### Stored data entries
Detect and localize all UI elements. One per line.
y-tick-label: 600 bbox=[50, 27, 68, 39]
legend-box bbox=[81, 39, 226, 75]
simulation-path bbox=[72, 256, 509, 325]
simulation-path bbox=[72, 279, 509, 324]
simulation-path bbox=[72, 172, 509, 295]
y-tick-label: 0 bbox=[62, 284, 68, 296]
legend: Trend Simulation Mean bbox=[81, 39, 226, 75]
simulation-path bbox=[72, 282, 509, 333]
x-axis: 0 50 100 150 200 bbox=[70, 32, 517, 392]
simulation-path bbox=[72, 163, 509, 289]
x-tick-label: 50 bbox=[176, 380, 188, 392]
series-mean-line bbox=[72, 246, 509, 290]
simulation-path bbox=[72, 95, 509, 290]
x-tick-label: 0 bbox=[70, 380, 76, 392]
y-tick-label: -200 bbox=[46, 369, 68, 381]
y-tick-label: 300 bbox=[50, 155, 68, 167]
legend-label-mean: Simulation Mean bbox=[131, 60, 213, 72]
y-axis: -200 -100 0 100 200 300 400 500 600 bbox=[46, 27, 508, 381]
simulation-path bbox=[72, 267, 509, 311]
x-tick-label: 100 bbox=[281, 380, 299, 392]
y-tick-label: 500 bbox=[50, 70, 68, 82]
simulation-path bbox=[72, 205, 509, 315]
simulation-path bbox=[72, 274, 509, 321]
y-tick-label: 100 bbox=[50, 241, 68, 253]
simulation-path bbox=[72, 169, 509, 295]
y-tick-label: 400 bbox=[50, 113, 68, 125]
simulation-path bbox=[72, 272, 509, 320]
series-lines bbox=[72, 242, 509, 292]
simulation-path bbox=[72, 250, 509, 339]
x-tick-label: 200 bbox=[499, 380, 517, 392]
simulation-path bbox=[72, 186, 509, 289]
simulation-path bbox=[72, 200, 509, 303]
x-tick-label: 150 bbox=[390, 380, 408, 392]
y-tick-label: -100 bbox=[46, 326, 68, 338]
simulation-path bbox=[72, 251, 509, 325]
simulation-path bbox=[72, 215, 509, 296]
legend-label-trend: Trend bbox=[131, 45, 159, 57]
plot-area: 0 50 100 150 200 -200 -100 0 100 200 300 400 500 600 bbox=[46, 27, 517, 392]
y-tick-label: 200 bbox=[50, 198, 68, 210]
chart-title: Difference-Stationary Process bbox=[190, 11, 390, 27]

### Aim of the task
Transcribe all of the lines above, keeping every character unchanged.

### In response
Detect and localize all UI elements. One per line.
y-tick-label: 600 bbox=[50, 27, 68, 39]
legend-box bbox=[81, 39, 226, 75]
simulation-path bbox=[72, 256, 509, 325]
simulation-path bbox=[72, 279, 509, 324]
simulation-path bbox=[72, 172, 509, 295]
y-tick-label: 0 bbox=[62, 284, 68, 296]
legend: Trend Simulation Mean bbox=[81, 39, 226, 75]
simulation-path bbox=[72, 282, 509, 333]
x-axis: 0 50 100 150 200 bbox=[70, 32, 517, 392]
simulation-path bbox=[72, 163, 509, 289]
x-tick-label: 50 bbox=[176, 380, 188, 392]
series-mean-line bbox=[72, 246, 509, 290]
simulation-path bbox=[72, 95, 509, 290]
x-tick-label: 0 bbox=[70, 380, 76, 392]
y-tick-label: -200 bbox=[46, 369, 68, 381]
y-tick-label: 300 bbox=[50, 155, 68, 167]
legend-label-mean: Simulation Mean bbox=[131, 60, 213, 72]
y-axis: -200 -100 0 100 200 300 400 500 600 bbox=[46, 27, 508, 381]
simulation-path bbox=[72, 267, 509, 311]
x-tick-label: 100 bbox=[281, 380, 299, 392]
y-tick-label: 500 bbox=[50, 70, 68, 82]
simulation-path bbox=[72, 205, 509, 315]
simulation-path bbox=[72, 274, 509, 321]
y-tick-label: 100 bbox=[50, 241, 68, 253]
simulation-path bbox=[72, 169, 509, 295]
y-tick-label: 400 bbox=[50, 113, 68, 125]
simulation-path bbox=[72, 272, 509, 320]
series-lines bbox=[72, 242, 509, 292]
simulation-path bbox=[72, 250, 509, 339]
x-tick-label: 200 bbox=[499, 380, 517, 392]
simulation-path bbox=[72, 186, 509, 289]
simulation-path bbox=[72, 200, 509, 303]
x-tick-label: 150 bbox=[390, 380, 408, 392]
y-tick-label: -100 bbox=[46, 326, 68, 338]
simulation-path bbox=[72, 251, 509, 325]
simulation-path bbox=[72, 215, 509, 296]
legend-label-trend: Trend bbox=[131, 45, 159, 57]
plot-area: 0 50 100 150 200 -200 -100 0 100 200 300 400 500 600 bbox=[46, 27, 517, 392]
y-tick-label: 200 bbox=[50, 198, 68, 210]
chart-title: Difference-Stationary Process bbox=[190, 11, 390, 27]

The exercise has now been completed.